**Document text**:
A workshop can be attended by multiple participants, and a participant can attend multiple workshops. For simplicity, the fact that a participant is not able to attend two workshops at the same time will not be checked.

There are different data retention requirements – workshops will be stored for 5 years for historical reference, while participant records can be deleted after 2 years.

Apart from listing the individual members of each entity class, there are 2 read operations that the setup will need to support:

Get all participants attending a given workshop
Get all workshops that a given participant has signed up for

I ran the first attempt at defining the table schema:

CREATE TABLE workshops (
  workshop_id BIGINT NOT NULL AUTO_INCREMENT PRIMARY KEY,
  name VARCHAR(255) NOT NULL,
  time_scheduled DATETIME NOT NULL
)

**Recorded data**:
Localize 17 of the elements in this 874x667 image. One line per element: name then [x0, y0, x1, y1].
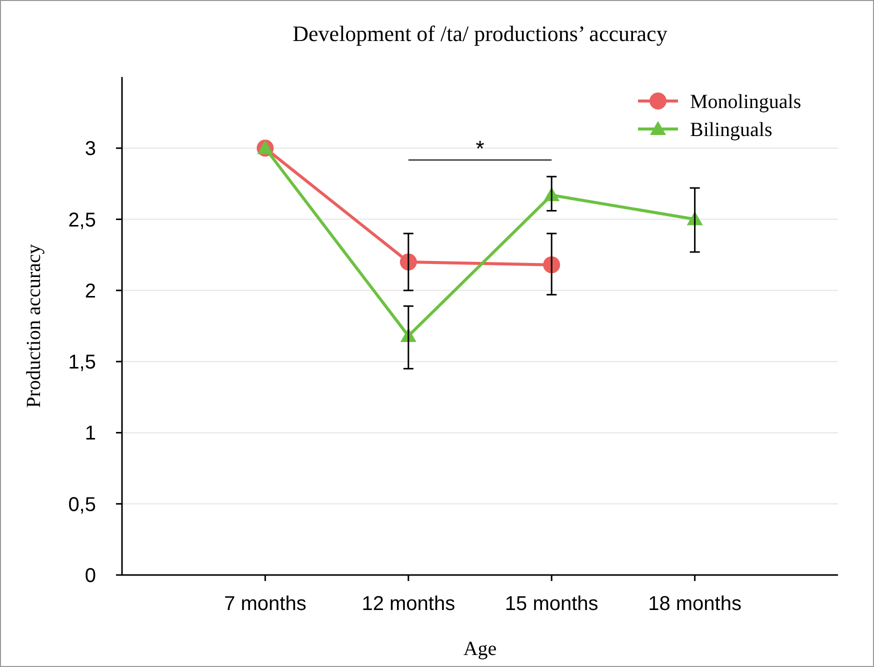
y-tick-label: 2,5 — [68, 209, 96, 232]
y-tick-label: 0,5 — [68, 494, 96, 516]
y-tick-label: 3 — [84, 138, 96, 160]
y-tick-label: 0 — [84, 565, 96, 587]
y-tick-label: 1,5 — [68, 352, 96, 374]
y-tick-label: 2 — [84, 280, 96, 302]
x-tick-label: 7 months — [224, 593, 306, 615]
chart-title: Development of /ta/ productions’ accuracy — [292, 21, 668, 46]
legend-label: Bilinguals — [690, 119, 772, 141]
annotation: * — [476, 136, 485, 161]
x-axis-title: Age — [463, 638, 497, 660]
legend-label: Monolinguals — [690, 91, 802, 113]
y-tick-label: 1 — [84, 422, 96, 445]
y-axis-title: Production accuracy — [23, 244, 45, 408]
x-tick-label: 12 months — [362, 593, 456, 615]
x-tick-label: 18 months — [648, 593, 742, 615]
x-tick-label: 15 months — [504, 593, 598, 615]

**What is asked**: Continue the text on designing a database schema for workshops and participants, starting right after its last line. These records have no connection to the text about the workshop and participant database schema.

**Reply**:
PARTITION BY RANGE COLUMNS(time_scheduled) (
  PARTITION p_default VALUES LESS THAN MAXVALUE
);

CREATE TABLE participants (
  participant_id BIGINT NOT NULL AUTO_INCREMENT PRIMARY KEY,
  name VARCHAR(255) NOT NULL,
  time_created DATETIME NOT NULL
)
PARTITION BY RANGE COLUMNS(time_created) (
  PARTITION p_default VALUES LESS THAN MAXVALUE
);

CREATE TABLE workshop_participants (
  workshop_participant_id BIGINT NOT NULL AUTO_INCREMENT PRIMARY KEY,
  workshop_id BIGINT NOT NULL,
  participant_id BIGINT NOT NULL,  
  time_created DATETIME NOT NULL
)
PARTITION BY RANGE COLUMNS(time_created) (
  PARTITION p_default VALUES LESS THAN MAXVALUE
);

Uh-oh, MySQL is throwing an error:

A PRIMARY KEY must include all columns in the table's partitioning function (prefixed columns are not considered).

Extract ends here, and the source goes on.